**Exercise goal:** What is the number of lines containing the word "this"? Please answer with that number and nothing more.

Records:
···

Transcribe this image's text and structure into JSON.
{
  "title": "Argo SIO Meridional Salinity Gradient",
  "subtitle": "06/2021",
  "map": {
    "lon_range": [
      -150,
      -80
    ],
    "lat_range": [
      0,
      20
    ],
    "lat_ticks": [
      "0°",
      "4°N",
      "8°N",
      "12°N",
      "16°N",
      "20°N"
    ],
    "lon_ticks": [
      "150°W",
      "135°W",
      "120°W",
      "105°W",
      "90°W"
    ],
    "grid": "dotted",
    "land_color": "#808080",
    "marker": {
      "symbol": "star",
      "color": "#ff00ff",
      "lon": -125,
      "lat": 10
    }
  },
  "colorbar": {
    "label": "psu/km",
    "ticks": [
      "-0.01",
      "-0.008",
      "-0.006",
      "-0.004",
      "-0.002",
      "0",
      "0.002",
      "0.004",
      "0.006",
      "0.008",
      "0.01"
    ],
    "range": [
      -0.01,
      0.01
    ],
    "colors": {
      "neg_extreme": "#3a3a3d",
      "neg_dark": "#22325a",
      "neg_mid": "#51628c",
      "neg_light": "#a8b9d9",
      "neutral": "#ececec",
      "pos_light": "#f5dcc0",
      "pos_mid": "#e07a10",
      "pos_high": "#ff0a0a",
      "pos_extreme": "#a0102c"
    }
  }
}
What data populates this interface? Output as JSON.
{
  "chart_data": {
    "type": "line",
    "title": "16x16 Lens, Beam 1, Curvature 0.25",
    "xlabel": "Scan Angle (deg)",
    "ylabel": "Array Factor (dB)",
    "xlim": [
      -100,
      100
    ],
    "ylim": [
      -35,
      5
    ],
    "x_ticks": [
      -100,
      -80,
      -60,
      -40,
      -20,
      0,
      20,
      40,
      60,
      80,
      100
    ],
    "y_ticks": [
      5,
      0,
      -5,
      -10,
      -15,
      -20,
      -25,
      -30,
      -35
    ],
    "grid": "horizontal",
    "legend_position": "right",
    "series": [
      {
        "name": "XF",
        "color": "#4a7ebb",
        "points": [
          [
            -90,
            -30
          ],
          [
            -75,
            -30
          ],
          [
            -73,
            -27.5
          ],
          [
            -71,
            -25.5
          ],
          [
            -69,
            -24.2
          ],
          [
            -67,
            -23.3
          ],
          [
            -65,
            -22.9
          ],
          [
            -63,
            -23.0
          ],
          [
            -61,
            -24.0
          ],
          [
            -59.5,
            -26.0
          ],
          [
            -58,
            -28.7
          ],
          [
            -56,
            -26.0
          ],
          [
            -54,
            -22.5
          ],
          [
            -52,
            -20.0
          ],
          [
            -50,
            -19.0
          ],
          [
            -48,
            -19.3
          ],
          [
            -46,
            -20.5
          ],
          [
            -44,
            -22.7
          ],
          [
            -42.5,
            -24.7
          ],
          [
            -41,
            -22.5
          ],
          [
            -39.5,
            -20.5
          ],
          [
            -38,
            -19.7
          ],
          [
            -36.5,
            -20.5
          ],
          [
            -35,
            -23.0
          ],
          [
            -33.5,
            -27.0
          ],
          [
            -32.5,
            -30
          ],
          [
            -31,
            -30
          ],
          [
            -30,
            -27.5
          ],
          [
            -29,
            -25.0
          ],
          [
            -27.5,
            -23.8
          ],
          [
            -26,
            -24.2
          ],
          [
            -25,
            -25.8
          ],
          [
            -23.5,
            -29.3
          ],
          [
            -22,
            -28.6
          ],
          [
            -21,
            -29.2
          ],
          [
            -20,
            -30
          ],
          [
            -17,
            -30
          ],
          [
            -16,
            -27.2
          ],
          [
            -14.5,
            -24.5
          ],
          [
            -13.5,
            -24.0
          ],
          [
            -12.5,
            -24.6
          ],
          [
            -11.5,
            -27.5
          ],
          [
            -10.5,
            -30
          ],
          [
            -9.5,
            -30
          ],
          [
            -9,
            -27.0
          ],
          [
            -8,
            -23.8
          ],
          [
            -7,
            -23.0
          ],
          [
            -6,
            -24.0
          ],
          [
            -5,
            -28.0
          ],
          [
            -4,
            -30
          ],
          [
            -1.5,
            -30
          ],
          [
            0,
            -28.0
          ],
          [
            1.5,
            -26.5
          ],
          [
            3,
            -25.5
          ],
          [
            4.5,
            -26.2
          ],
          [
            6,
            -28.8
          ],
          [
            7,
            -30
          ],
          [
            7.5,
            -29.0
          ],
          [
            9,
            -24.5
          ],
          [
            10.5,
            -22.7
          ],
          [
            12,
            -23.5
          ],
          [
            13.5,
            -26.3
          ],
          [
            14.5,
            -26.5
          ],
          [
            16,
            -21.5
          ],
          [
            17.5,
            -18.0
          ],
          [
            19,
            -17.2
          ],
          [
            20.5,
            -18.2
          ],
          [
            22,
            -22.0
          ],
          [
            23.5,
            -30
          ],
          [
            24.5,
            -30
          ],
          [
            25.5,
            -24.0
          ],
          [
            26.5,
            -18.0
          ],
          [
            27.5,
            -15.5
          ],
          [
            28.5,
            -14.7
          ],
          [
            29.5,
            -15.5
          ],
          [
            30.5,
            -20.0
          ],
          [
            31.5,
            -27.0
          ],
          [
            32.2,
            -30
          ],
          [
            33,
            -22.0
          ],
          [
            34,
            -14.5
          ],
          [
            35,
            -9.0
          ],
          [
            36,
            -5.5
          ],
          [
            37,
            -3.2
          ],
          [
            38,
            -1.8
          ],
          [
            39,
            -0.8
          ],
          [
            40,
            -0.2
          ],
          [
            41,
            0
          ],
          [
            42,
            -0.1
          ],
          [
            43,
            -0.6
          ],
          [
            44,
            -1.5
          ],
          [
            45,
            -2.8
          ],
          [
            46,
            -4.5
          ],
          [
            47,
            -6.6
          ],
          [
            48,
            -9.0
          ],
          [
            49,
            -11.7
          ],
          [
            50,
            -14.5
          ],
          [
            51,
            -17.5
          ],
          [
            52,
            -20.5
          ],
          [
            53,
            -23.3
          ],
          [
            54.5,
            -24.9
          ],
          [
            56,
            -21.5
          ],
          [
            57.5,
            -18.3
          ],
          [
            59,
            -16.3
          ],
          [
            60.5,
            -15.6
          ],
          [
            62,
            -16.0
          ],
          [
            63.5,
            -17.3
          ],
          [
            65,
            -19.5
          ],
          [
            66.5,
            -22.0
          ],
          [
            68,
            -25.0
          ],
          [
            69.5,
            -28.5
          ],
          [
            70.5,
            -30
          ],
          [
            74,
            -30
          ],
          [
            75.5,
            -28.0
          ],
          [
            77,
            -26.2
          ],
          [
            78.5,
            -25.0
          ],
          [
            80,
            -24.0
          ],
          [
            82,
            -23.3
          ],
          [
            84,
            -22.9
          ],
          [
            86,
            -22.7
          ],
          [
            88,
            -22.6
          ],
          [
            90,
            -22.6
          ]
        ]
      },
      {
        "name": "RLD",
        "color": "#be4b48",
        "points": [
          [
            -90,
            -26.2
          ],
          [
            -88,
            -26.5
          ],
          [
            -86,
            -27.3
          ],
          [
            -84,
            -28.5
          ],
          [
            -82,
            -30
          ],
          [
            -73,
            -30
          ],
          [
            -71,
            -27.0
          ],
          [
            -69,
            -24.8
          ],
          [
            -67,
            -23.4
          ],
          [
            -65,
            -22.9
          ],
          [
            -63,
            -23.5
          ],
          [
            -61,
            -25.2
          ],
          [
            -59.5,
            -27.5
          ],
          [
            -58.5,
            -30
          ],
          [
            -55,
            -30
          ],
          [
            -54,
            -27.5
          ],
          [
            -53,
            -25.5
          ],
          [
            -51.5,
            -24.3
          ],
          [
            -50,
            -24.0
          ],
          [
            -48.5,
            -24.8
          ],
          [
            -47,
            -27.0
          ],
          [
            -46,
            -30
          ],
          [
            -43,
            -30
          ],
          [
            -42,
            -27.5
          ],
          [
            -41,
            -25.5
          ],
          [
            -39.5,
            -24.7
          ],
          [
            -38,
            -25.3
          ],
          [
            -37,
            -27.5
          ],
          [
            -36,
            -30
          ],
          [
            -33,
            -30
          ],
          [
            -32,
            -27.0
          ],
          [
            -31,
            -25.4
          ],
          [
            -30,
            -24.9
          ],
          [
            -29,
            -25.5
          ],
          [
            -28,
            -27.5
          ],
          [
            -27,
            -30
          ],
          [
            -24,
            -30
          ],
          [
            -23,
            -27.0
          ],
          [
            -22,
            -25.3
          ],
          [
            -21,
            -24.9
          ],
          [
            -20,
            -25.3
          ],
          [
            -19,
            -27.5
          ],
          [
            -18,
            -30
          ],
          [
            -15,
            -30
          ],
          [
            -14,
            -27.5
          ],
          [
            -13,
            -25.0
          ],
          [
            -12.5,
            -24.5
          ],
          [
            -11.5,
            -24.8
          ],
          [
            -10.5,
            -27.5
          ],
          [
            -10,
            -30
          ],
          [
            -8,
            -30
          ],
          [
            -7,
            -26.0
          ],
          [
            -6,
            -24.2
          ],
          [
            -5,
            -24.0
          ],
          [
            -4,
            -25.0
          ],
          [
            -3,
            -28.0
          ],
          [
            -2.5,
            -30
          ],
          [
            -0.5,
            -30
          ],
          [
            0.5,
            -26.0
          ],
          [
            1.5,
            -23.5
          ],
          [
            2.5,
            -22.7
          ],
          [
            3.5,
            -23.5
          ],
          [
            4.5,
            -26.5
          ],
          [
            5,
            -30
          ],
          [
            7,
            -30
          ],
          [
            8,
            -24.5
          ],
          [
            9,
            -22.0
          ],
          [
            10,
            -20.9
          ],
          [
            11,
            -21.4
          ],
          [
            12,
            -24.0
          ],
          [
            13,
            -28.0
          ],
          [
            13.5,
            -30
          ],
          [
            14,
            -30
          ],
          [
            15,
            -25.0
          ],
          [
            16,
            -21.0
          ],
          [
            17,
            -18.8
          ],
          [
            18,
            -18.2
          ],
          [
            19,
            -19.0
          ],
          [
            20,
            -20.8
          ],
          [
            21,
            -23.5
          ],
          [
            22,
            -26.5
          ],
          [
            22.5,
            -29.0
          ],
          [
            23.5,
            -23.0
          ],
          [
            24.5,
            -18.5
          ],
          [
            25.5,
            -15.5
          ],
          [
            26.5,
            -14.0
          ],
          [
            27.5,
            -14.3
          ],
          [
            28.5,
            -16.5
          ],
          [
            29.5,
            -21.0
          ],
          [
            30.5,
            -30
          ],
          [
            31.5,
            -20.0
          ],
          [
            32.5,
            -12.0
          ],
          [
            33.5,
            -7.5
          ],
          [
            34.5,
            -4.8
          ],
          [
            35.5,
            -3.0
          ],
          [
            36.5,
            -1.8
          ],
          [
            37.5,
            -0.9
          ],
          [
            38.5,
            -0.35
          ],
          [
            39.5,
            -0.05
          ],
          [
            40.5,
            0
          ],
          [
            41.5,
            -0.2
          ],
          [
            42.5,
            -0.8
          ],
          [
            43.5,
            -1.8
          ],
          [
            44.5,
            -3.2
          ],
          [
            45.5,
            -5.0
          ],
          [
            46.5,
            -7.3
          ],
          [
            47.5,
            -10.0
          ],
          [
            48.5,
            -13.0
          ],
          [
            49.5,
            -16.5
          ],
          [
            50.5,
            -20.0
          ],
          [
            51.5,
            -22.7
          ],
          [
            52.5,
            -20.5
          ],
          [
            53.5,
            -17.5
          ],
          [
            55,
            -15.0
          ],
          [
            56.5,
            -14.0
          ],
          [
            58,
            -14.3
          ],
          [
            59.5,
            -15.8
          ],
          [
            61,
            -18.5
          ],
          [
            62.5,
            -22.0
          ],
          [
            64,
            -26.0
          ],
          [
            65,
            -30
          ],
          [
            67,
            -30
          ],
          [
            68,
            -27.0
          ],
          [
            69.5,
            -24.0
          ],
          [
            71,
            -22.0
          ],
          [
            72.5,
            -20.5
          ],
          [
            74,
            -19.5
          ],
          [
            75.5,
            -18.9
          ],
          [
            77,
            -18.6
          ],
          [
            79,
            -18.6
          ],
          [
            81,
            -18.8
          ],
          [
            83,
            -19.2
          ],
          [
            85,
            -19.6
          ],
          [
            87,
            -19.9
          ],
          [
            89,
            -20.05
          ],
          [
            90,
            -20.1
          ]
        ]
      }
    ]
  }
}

···

**Complete answer:** 2